▶ [The task]:
What is the number of lines in the data holding the word "which"? Give that number by itself.

▶ [Task inputs]:
==============================

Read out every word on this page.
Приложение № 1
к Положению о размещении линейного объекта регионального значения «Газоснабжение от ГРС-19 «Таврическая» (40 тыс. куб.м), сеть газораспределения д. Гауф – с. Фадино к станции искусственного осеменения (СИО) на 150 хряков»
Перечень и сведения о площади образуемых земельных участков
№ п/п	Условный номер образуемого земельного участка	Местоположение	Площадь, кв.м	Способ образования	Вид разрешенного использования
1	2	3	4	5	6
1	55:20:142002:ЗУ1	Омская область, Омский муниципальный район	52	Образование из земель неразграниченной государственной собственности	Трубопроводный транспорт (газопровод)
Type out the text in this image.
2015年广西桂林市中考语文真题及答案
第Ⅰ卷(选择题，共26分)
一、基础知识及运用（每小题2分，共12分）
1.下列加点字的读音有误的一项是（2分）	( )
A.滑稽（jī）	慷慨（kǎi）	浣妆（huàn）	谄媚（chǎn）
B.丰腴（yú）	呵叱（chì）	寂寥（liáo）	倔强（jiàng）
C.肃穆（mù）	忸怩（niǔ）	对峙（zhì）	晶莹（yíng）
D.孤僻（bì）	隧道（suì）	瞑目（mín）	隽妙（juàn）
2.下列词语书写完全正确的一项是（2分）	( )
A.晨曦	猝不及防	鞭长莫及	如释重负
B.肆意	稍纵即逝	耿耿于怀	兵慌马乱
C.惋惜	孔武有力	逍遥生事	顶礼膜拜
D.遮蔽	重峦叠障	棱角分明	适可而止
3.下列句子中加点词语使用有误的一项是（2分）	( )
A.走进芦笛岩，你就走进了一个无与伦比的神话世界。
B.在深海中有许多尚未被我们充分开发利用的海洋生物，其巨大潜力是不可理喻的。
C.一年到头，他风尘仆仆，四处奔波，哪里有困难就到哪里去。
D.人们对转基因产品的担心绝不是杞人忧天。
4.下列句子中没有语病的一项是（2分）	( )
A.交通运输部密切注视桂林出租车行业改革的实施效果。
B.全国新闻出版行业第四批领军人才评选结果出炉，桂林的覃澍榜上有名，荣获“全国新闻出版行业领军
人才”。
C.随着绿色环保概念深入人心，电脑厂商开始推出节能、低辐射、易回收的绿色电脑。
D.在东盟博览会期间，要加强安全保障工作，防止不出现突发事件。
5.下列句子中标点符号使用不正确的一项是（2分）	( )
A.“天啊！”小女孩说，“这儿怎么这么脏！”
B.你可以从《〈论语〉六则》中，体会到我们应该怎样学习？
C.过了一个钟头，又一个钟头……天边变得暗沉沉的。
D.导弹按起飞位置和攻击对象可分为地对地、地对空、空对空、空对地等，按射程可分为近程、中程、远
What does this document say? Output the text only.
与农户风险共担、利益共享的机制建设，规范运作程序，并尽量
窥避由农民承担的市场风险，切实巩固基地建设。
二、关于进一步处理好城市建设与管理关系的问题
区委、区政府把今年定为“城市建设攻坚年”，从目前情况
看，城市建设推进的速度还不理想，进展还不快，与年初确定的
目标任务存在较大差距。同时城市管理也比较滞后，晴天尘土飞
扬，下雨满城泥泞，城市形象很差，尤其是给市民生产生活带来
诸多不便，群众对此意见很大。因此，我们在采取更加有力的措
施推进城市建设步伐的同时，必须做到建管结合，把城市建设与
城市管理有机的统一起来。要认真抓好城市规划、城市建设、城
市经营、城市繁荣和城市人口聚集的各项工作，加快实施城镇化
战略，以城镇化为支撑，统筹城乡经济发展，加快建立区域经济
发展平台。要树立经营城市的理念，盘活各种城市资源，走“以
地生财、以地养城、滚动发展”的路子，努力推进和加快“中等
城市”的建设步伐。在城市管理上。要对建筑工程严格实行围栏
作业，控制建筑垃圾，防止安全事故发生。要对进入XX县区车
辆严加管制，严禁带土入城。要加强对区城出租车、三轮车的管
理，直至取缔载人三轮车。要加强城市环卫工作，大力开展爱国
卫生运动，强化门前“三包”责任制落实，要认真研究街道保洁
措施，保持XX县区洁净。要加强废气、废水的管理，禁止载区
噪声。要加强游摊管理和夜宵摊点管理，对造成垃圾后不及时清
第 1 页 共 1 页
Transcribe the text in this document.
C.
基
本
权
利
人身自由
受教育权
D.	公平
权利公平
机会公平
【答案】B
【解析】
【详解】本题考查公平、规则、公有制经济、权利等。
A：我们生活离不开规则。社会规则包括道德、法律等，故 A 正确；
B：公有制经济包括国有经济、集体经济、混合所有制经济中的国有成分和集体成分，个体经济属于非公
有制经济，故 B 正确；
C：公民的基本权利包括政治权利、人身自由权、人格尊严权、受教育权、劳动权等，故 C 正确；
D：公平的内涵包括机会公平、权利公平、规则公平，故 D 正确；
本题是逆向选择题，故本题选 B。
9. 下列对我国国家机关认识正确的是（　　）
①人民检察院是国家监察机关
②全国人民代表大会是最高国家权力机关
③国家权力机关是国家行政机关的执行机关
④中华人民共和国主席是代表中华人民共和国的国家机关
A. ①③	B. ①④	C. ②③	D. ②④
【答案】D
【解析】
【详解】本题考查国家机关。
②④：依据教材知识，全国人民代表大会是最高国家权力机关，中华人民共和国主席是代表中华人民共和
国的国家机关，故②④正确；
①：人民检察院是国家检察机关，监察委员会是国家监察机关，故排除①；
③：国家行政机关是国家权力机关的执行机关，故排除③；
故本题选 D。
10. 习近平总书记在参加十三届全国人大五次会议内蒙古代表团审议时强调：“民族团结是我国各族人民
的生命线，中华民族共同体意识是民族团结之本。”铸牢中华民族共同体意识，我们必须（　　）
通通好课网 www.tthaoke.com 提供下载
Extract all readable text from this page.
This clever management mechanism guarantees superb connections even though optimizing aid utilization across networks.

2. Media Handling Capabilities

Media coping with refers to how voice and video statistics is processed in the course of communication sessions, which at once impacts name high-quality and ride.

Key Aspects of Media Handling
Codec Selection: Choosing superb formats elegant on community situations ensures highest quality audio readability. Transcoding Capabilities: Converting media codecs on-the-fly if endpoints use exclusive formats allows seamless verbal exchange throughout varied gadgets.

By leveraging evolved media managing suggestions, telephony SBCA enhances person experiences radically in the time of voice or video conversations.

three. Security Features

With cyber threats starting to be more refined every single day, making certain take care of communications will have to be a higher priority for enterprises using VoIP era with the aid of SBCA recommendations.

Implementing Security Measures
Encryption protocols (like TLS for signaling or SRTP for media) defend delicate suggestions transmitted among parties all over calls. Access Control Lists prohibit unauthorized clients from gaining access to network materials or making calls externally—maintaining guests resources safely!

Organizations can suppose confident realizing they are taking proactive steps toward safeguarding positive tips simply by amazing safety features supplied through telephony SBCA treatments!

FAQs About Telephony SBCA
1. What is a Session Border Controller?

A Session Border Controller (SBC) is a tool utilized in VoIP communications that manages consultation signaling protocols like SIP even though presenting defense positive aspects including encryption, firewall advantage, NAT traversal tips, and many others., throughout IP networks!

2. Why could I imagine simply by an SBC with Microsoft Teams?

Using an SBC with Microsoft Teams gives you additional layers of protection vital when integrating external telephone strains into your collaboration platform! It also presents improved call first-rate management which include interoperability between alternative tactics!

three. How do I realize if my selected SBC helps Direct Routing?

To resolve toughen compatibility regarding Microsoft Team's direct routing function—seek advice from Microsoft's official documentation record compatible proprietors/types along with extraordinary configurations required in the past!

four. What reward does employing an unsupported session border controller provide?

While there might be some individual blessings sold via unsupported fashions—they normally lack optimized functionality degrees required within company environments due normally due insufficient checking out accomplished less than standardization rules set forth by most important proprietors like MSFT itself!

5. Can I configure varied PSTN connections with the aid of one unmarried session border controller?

==============================

▶ [Exercise answer]:
2